[What you have to do]
Copy out all the records, word for word.

[Extracted entries]

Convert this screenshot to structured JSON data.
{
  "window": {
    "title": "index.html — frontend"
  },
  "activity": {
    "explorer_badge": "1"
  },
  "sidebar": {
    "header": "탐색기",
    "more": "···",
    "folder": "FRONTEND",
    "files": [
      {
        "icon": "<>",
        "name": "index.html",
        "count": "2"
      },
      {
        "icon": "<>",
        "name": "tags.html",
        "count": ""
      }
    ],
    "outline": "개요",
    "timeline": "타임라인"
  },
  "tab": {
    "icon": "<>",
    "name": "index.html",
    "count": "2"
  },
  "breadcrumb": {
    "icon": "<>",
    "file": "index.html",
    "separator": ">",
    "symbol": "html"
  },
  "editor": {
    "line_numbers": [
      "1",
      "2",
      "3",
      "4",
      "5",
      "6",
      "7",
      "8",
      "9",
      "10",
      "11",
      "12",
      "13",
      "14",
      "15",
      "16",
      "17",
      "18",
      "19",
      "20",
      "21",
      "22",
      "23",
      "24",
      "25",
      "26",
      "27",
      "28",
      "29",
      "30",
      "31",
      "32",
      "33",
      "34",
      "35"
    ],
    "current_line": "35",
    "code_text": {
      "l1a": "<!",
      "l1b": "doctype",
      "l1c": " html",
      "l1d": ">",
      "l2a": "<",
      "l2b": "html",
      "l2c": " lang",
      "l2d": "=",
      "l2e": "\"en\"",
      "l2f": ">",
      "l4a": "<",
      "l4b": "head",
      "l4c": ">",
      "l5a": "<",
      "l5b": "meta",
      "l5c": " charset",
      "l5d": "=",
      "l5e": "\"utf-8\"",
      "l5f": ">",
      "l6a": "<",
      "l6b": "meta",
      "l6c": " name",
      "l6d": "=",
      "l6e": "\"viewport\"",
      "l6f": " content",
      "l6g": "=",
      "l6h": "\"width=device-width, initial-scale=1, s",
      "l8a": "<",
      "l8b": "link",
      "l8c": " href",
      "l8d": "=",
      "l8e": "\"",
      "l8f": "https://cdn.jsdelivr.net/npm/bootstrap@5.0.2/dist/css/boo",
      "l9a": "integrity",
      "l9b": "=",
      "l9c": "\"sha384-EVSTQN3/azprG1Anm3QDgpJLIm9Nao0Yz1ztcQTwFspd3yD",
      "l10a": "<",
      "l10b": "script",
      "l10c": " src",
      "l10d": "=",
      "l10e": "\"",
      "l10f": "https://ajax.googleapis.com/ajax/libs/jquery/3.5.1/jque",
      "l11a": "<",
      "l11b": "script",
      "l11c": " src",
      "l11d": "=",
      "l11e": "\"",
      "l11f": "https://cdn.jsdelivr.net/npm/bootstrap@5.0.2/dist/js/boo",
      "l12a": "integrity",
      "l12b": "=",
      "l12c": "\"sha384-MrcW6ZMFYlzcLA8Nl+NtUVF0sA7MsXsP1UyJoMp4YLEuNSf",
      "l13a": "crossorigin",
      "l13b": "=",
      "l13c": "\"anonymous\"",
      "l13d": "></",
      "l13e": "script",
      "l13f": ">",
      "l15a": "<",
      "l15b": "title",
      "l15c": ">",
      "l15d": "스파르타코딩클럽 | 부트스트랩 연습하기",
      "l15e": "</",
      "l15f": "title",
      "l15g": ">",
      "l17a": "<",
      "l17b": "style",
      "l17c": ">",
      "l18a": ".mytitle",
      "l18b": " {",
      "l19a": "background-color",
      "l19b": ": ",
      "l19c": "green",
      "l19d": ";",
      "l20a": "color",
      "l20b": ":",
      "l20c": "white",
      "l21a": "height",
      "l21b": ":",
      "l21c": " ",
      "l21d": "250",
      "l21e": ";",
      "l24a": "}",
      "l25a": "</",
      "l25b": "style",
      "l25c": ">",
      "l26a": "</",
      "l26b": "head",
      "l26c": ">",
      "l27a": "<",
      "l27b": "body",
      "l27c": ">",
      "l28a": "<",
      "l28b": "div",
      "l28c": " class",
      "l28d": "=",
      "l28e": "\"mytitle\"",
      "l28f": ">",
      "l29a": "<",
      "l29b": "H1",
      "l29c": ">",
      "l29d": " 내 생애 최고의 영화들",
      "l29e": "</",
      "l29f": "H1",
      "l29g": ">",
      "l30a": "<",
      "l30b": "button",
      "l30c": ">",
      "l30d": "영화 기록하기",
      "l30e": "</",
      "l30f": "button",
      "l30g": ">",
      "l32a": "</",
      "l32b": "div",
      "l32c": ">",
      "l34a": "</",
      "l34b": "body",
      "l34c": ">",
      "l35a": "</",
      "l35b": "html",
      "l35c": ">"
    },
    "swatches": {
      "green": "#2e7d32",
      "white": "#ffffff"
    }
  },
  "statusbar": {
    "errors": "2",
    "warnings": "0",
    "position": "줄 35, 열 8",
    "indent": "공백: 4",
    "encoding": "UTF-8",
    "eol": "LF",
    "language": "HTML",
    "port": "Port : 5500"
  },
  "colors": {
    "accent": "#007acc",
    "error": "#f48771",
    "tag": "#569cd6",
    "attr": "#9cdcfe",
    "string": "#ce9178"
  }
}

[Expected output]
Convert this screenshot to structured JSON data.
{
  "window": {
    "title": "index.html — frontend"
  },
  "activity": {
    "explorer_badge": "1"
  },
  "sidebar": {
    "header": "탐색기",
    "more": "···",
    "folder": "FRONTEND",
    "files": [
      {
        "icon": "<>",
        "name": "index.html",
        "count": "2"
      },
      {
        "icon": "<>",
        "name": "tags.html",
        "count": ""
      }
    ],
    "outline": "개요",
    "timeline": "타임라인"
  },
  "tab": {
    "icon": "<>",
    "name": "index.html",
    "count": "2"
  },
  "breadcrumb": {
    "icon": "<>",
    "file": "index.html",
    "separator": ">",
    "symbol": "html"
  },
  "editor": {
    "line_numbers": [
      "1",
      "2",
      "3",
      "4",
      "5",
      "6",
      "7",
      "8",
      "9",
      "10",
      "11",
      "12",
      "13",
      "14",
      "15",
      "16",
      "17",
      "18",
      "19",
      "20",
      "21",
      "22",
      "23",
      "24",
      "25",
      "26",
      "27",
      "28",
      "29",
      "30",
      "31",
      "32",
      "33",
      "34",
      "35"
    ],
    "current_line": "35",
    "code_text": {
      "l1a": "<!",
      "l1b": "doctype",
      "l1c": " html",
      "l1d": ">",
      "l2a": "<",
      "l2b": "html",
      "l2c": " lang",
      "l2d": "=",
      "l2e": "\"en\"",
      "l2f": ">",
      "l4a": "<",
      "l4b": "head",
      "l4c": ">",
      "l5a": "<",
      "l5b": "meta",
      "l5c": " charset",
      "l5d": "=",
      "l5e": "\"utf-8\"",
      "l5f": ">",
      "l6a": "<",
      "l6b": "meta",
      "l6c": " name",
      "l6d": "=",
      "l6e": "\"viewport\"",
      "l6f": " content",
      "l6g": "=",
      "l6h": "\"width=device-width, initial-scale=1, s",
      "l8a": "<",
      "l8b": "link",
      "l8c": " href",
      "l8d": "=",
      "l8e": "\"",
      "l8f": "https://cdn.jsdelivr.net/npm/bootstrap@5.0.2/dist/css/boo",
      "l9a": "integrity",
      "l9b": "=",
      "l9c": "\"sha384-EVSTQN3/azprG1Anm3QDgpJLIm9Nao0Yz1ztcQTwFspd3yD",
      "l10a": "<",
      "l10b": "script",
      "l10c": " src",
      "l10d": "=",
      "l10e": "\"",
      "l10f": "https://ajax.googleapis.com/ajax/libs/jquery/3.5.1/jque",
      "l11a": "<",
      "l11b": "script",
      "l11c": " src",
      "l11d": "=",
      "l11e": "\"",
      "l11f": "https://cdn.jsdelivr.net/npm/bootstrap@5.0.2/dist/js/boo",
      "l12a": "integrity",
      "l12b": "=",
      "l12c": "\"sha384-MrcW6ZMFYlzcLA8Nl+NtUVF0sA7MsXsP1UyJoMp4YLEuNSf",
      "l13a": "crossorigin",
      "l13b": "=",
      "l13c": "\"anonymous\"",
      "l13d": "></",
      "l13e": "script",
      "l13f": ">",
      "l15a": "<",
      "l15b": "title",
      "l15c": ">",
      "l15d": "스파르타코딩클럽 | 부트스트랩 연습하기",
      "l15e": "</",
      "l15f": "title",
      "l15g": ">",
      "l17a": "<",
      "l17b": "style",
      "l17c": ">",
      "l18a": ".mytitle",
      "l18b": " {",
      "l19a": "background-color",
      "l19b": ": ",
      "l19c": "green",
      "l19d": ";",
      "l20a": "color",
      "l20b": ":",
      "l20c": "white",
      "l21a": "height",
      "l21b": ":",
      "l21c": " ",
      "l21d": "250",
      "l21e": ";",
      "l24a": "}",
      "l25a": "</",
      "l25b": "style",
      "l25c": ">",
      "l26a": "</",
      "l26b": "head",
      "l26c": ">",
      "l27a": "<",
      "l27b": "body",
      "l27c": ">",
      "l28a": "<",
      "l28b": "div",
      "l28c": " class",
      "l28d": "=",
      "l28e": "\"mytitle\"",
      "l28f": ">",
      "l29a": "<",
      "l29b": "H1",
      "l29c": ">",
      "l29d": " 내 생애 최고의 영화들",
      "l29e": "</",
      "l29f": "H1",
      "l29g": ">",
      "l30a": "<",
      "l30b": "button",
      "l30c": ">",
      "l30d": "영화 기록하기",
      "l30e": "</",
      "l30f": "button",
      "l30g": ">",
      "l32a": "</",
      "l32b": "div",
      "l32c": ">",
      "l34a": "</",
      "l34b": "body",
      "l34c": ">",
      "l35a": "</",
      "l35b": "html",
      "l35c": ">"
    },
    "swatches": {
      "green": "#2e7d32",
      "white": "#ffffff"
    }
  },
  "statusbar": {
    "errors": "2",
    "warnings": "0",
    "position": "줄 35, 열 8",
    "indent": "공백: 4",
    "encoding": "UTF-8",
    "eol": "LF",
    "language": "HTML",
    "port": "Port : 5500"
  },
  "colors": {
    "accent": "#007acc",
    "error": "#f48771",
    "tag": "#569cd6",
    "attr": "#9cdcfe",
    "string": "#ce9178"
  }
}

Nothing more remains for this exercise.